■ Task: Images are not part of the copy; transcribe all the data exactly.

■ Material for this task:
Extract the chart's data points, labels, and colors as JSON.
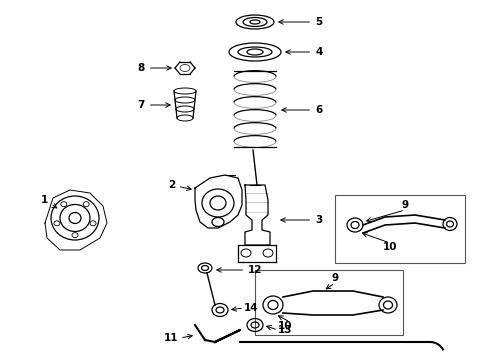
{
  "bg_color": "#ffffff",
  "line_color": "#000000",
  "figsize": [
    4.9,
    3.6
  ],
  "dpi": 100
}
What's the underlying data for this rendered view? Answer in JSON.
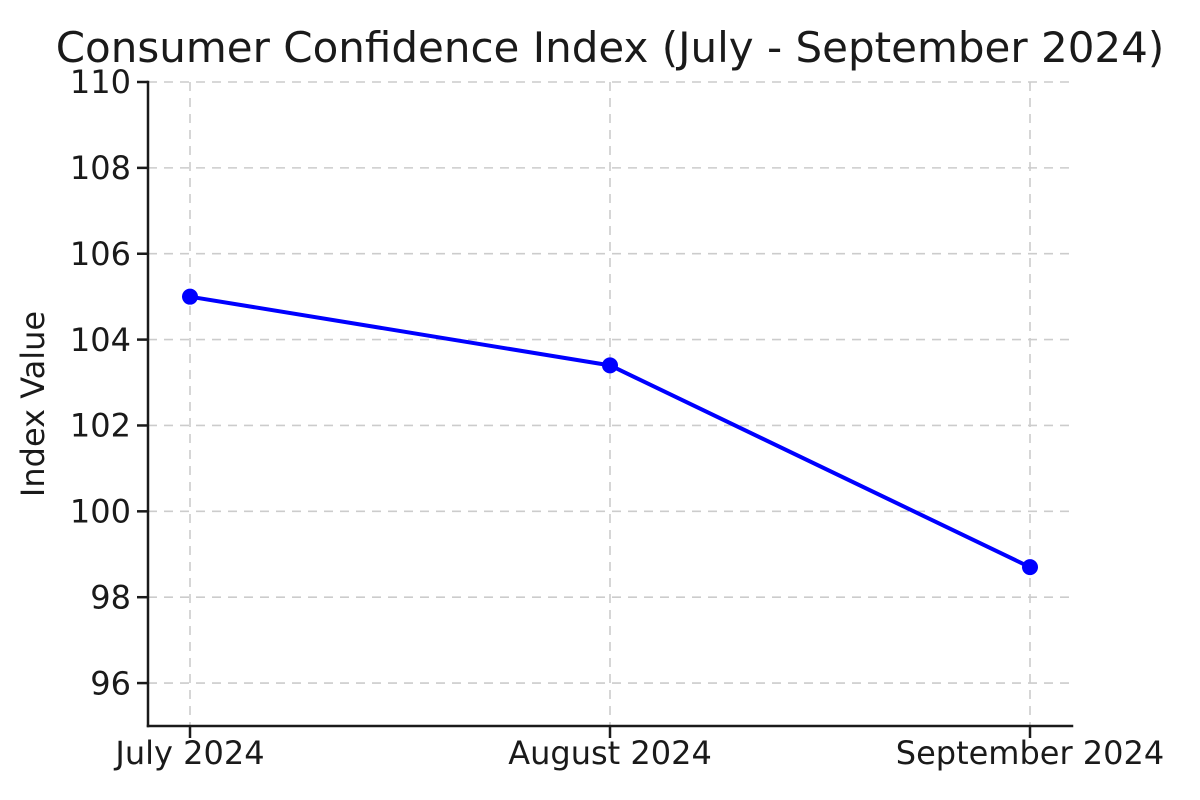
{
  "chart_data": {
    "type": "line",
    "title": "Consumer Confidence Index (July - September 2024)",
    "categories": [
      "July 2024",
      "August 2024",
      "September 2024"
    ],
    "values": [
      105.0,
      103.4,
      98.7
    ],
    "xlabel": "",
    "ylabel": "Index Value",
    "ylim": [
      95,
      110
    ],
    "yticks": [
      96,
      98,
      100,
      102,
      104,
      106,
      108,
      110
    ],
    "grid": true,
    "grid_style": "dashed",
    "legend_position": "none",
    "line_color": "#0000ff",
    "marker_color": "#0000ff",
    "marker_shape": "circle",
    "grid_color": "#cccccc",
    "axis_color": "#1a1a1a",
    "text_color": "#1a1a1a"
  }
}
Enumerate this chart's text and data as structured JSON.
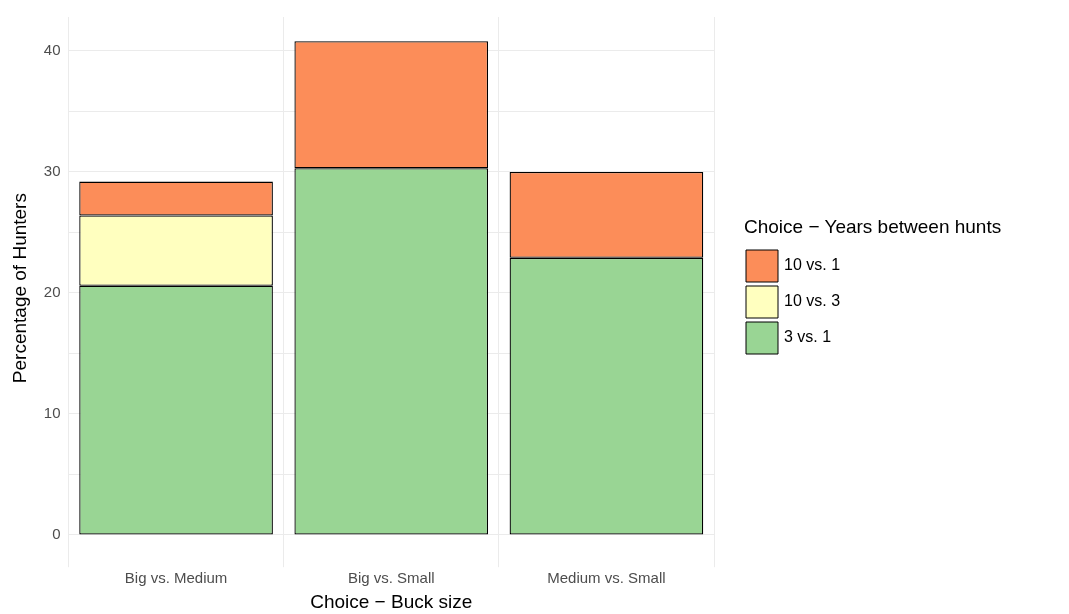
{
  "chart_data": {
    "type": "bar",
    "stacked": true,
    "xlabel": "Choice − Buck size",
    "ylabel": "Percentage of Hunters",
    "legend_title": "Choice − Years between hunts",
    "legend": "right",
    "categories": [
      "Big vs. Medium",
      "Big vs. Small",
      "Medium vs. Small"
    ],
    "series": [
      {
        "name": "3 vs. 1",
        "color": "#99d594",
        "values": [
          20.6,
          30.3,
          22.9
        ]
      },
      {
        "name": "10 vs. 3",
        "color": "#ffffbf",
        "values": [
          5.8,
          0,
          0
        ]
      },
      {
        "name": "10 vs. 1",
        "color": "#fc8d59",
        "values": [
          2.8,
          10.5,
          7.1
        ]
      }
    ],
    "ylim": [
      -2,
      42.8
    ],
    "yticks": [
      0,
      {
        "value": 5,
        "label": null
      },
      10,
      {
        "value": 15,
        "label": null
      },
      20,
      {
        "value": 25,
        "label": null
      },
      30,
      {
        "value": 35,
        "label": null
      },
      40
    ],
    "grid": true
  }
}
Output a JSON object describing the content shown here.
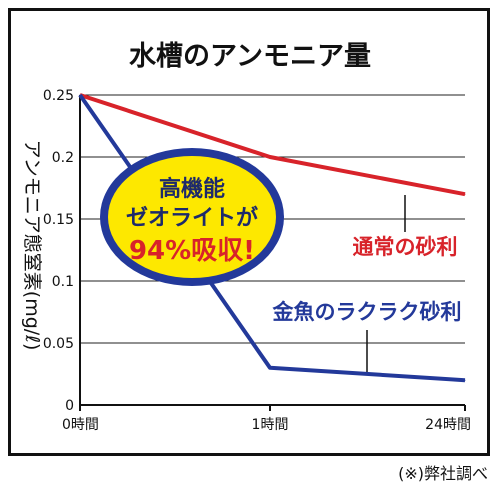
{
  "chart_data": {
    "type": "line",
    "title": "水槽のアンモニア量",
    "ylabel": "アンモニア態窒素(mg/ℓ)",
    "ylim": [
      0,
      0.25
    ],
    "yticks": [
      "0",
      "0.05",
      "0.1",
      "0.15",
      "0.2",
      "0.25"
    ],
    "x": [
      "0時間",
      "1時間",
      "24時間"
    ],
    "grid": true,
    "series": [
      {
        "name": "通常の砂利",
        "values": [
          0.25,
          0.2,
          0.17
        ],
        "color": "#d8232a"
      },
      {
        "name": "金魚のラクラク砂利",
        "values": [
          0.25,
          0.03,
          0.02
        ],
        "color": "#23399a"
      }
    ],
    "badge": {
      "line1": "高機能",
      "line2": "ゼオライトが",
      "line3": "94%吸収!"
    },
    "note": "(※)弊社調べ"
  }
}
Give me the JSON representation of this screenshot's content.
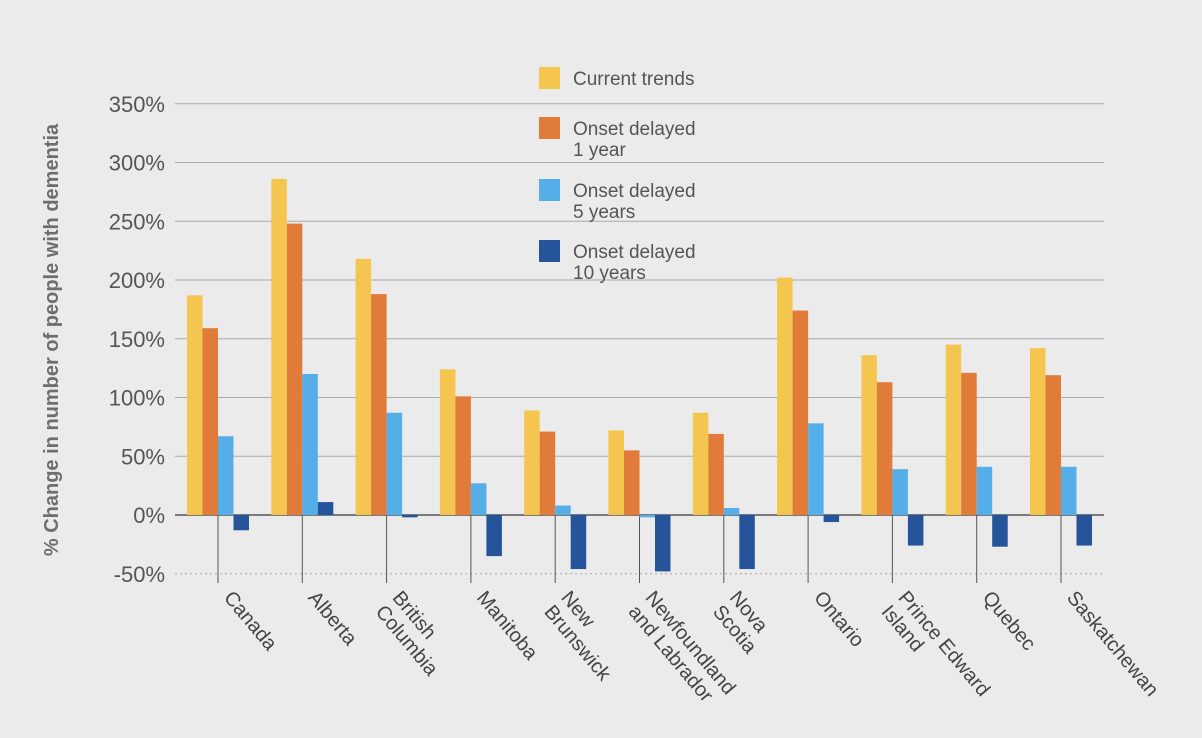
{
  "chart_data": {
    "type": "bar",
    "title": "",
    "xlabel": "",
    "ylabel": "% Change in number of people with dementia",
    "ylim": [
      -50,
      350
    ],
    "yticks": [
      350,
      300,
      250,
      200,
      150,
      100,
      50,
      0,
      -50
    ],
    "ytick_labels": [
      "350%",
      "300%",
      "250%",
      "200%",
      "150%",
      "100%",
      "50%",
      "0%",
      "-50%"
    ],
    "grid": true,
    "legend_position": "top-center",
    "categories": [
      "Canada",
      "Alberta",
      "British Columbia",
      "Manitoba",
      "New Brunswick",
      "Newfoundland and Labrador",
      "Nova Scotia",
      "Ontario",
      "Prince Edward Island",
      "Quebec",
      "Saskatchewan"
    ],
    "category_lines": [
      [
        "Canada"
      ],
      [
        "Alberta"
      ],
      [
        "British",
        "Columbia"
      ],
      [
        "Manitoba"
      ],
      [
        "New",
        "Brunswick"
      ],
      [
        "Newfoundland",
        "and Labrador"
      ],
      [
        "Nova",
        "Scotia"
      ],
      [
        "Ontario"
      ],
      [
        "Prince Edward",
        "Island"
      ],
      [
        "Quebec"
      ],
      [
        "Saskatchewan"
      ]
    ],
    "series": [
      {
        "name": "Current trends",
        "legend_lines": [
          "Current trends"
        ],
        "color": "#f5c64f",
        "values": [
          187,
          286,
          218,
          124,
          89,
          72,
          87,
          202,
          136,
          145,
          142
        ]
      },
      {
        "name": "Onset delayed 1 year",
        "legend_lines": [
          "Onset delayed",
          "1 year"
        ],
        "color": "#e07b39",
        "values": [
          159,
          248,
          188,
          101,
          71,
          55,
          69,
          174,
          113,
          121,
          119
        ]
      },
      {
        "name": "Onset delayed 5 years",
        "legend_lines": [
          "Onset delayed",
          "5 years"
        ],
        "color": "#55aee7",
        "values": [
          67,
          120,
          87,
          27,
          8,
          -2,
          6,
          78,
          39,
          41,
          41
        ]
      },
      {
        "name": "Onset delayed 10 years",
        "legend_lines": [
          "Onset delayed",
          "10 years"
        ],
        "color": "#25549a",
        "values": [
          -13,
          11,
          -2,
          -35,
          -46,
          -48,
          -46,
          -6,
          -26,
          -27,
          -26
        ]
      }
    ]
  }
}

■ Worked answer:
Extract the chart's data points, labels, and colors as JSON.
{
  "bg_color": "#ffffff",
  "line_color": "#000000",
  "figsize": [
    4.9,
    3.6
  ],
  "dpi": 100
}
What's the underlying data for this rendered view? Answer in JSON.
{
  "chart_data": {
    "type": "line",
    "title": "Consumer Confidence Index (July - September 2024)",
    "categories": [
      "July 2024",
      "August 2024",
      "September 2024"
    ],
    "values": [
      105.0,
      103.4,
      98.7
    ],
    "xlabel": "",
    "ylabel": "Index Value",
    "ylim": [
      95,
      110
    ],
    "yticks": [
      96,
      98,
      100,
      102,
      104,
      106,
      108,
      110
    ],
    "grid": true,
    "grid_style": "dashed",
    "legend_position": "none",
    "line_color": "#0000ff",
    "marker_color": "#0000ff",
    "marker_shape": "circle",
    "grid_color": "#cccccc",
    "axis_color": "#1a1a1a",
    "text_color": "#1a1a1a"
  }
}
Enumerate this chart's text and data as structured JSON.
{
  "chart_data": {
    "type": "bar",
    "stacked": true,
    "xlabel": "Choice − Buck size",
    "ylabel": "Percentage of Hunters",
    "legend_title": "Choice − Years between hunts",
    "legend": "right",
    "categories": [
      "Big vs. Medium",
      "Big vs. Small",
      "Medium vs. Small"
    ],
    "series": [
      {
        "name": "3 vs. 1",
        "color": "#99d594",
        "values": [
          20.6,
          30.3,
          22.9
        ]
      },
      {
        "name": "10 vs. 3",
        "color": "#ffffbf",
        "values": [
          5.8,
          0,
          0
        ]
      },
      {
        "name": "10 vs. 1",
        "color": "#fc8d59",
        "values": [
          2.8,
          10.5,
          7.1
        ]
      }
    ],
    "ylim": [
      -2,
      42.8
    ],
    "yticks": [
      0,
      {
        "value": 5,
        "label": null
      },
      10,
      {
        "value": 15,
        "label": null
      },
      20,
      {
        "value": 25,
        "label": null
      },
      30,
      {
        "value": 35,
        "label": null
      },
      40
    ],
    "grid": true
  }
}
Output a JSON object describing the content shown here.
{
  "chart_data": {
    "type": "line",
    "title": "水槽のアンモニア量",
    "ylabel": "アンモニア態窒素(mg/ℓ)",
    "ylim": [
      0,
      0.25
    ],
    "yticks": [
      "0",
      "0.05",
      "0.1",
      "0.15",
      "0.2",
      "0.25"
    ],
    "x": [
      "0時間",
      "1時間",
      "24時間"
    ],
    "grid": true,
    "series": [
      {
        "name": "通常の砂利",
        "values": [
          0.25,
          0.2,
          0.17
        ],
        "color": "#d8232a"
      },
      {
        "name": "金魚のラクラク砂利",
        "values": [
          0.25,
          0.03,
          0.02
        ],
        "color": "#23399a"
      }
    ],
    "badge": {
      "line1": "高機能",
      "line2": "ゼオライトが",
      "line3": "94%吸収!"
    },
    "note": "(※)弊社調べ"
  }
}
Give me the JSON representation of this screenshot's content.
{
  "chart_data": {
    "type": "bar",
    "title": "",
    "xlabel": "",
    "ylabel": "% Change in number of people with dementia",
    "ylim": [
      -50,
      350
    ],
    "yticks": [
      350,
      300,
      250,
      200,
      150,
      100,
      50,
      0,
      -50
    ],
    "ytick_labels": [
      "350%",
      "300%",
      "250%",
      "200%",
      "150%",
      "100%",
      "50%",
      "0%",
      "-50%"
    ],
    "grid": true,
    "legend_position": "top-center",
    "categories": [
      "Canada",
      "Alberta",
      "British Columbia",
      "Manitoba",
      "New Brunswick",
      "Newfoundland and Labrador",
      "Nova Scotia",
      "Ontario",
      "Prince Edward Island",
      "Quebec",
      "Saskatchewan"
    ],
    "category_lines": [
      [
        "Canada"
      ],
      [
        "Alberta"
      ],
      [
        "British",
        "Columbia"
      ],
      [
        "Manitoba"
      ],
      [
        "New",
        "Brunswick"
      ],
      [
        "Newfoundland",
        "and Labrador"
      ],
      [
        "Nova",
        "Scotia"
      ],
      [
        "Ontario"
      ],
      [
        "Prince Edward",
        "Island"
      ],
      [
        "Quebec"
      ],
      [
        "Saskatchewan"
      ]
    ],
    "series": [
      {
        "name": "Current trends",
        "legend_lines": [
          "Current trends"
        ],
        "color": "#f5c64f",
        "values": [
          187,
          286,
          218,
          124,
          89,
          72,
          87,
          202,
          136,
          145,
          142
        ]
      },
      {
        "name": "Onset delayed 1 year",
        "legend_lines": [
          "Onset delayed",
          "1 year"
        ],
        "color": "#e07b39",
        "values": [
          159,
          248,
          188,
          101,
          71,
          55,
          69,
          174,
          113,
          121,
          119
        ]
      },
      {
        "name": "Onset delayed 5 years",
        "legend_lines": [
          "Onset delayed",
          "5 years"
        ],
        "color": "#55aee7",
        "values": [
          67,
          120,
          87,
          27,
          8,
          -2,
          6,
          78,
          39,
          41,
          41
        ]
      },
      {
        "name": "Onset delayed 10 years",
        "legend_lines": [
          "Onset delayed",
          "10 years"
        ],
        "color": "#25549a",
        "values": [
          -13,
          11,
          -2,
          -35,
          -46,
          -48,
          -46,
          -6,
          -26,
          -27,
          -26
        ]
      }
    ]
  }
}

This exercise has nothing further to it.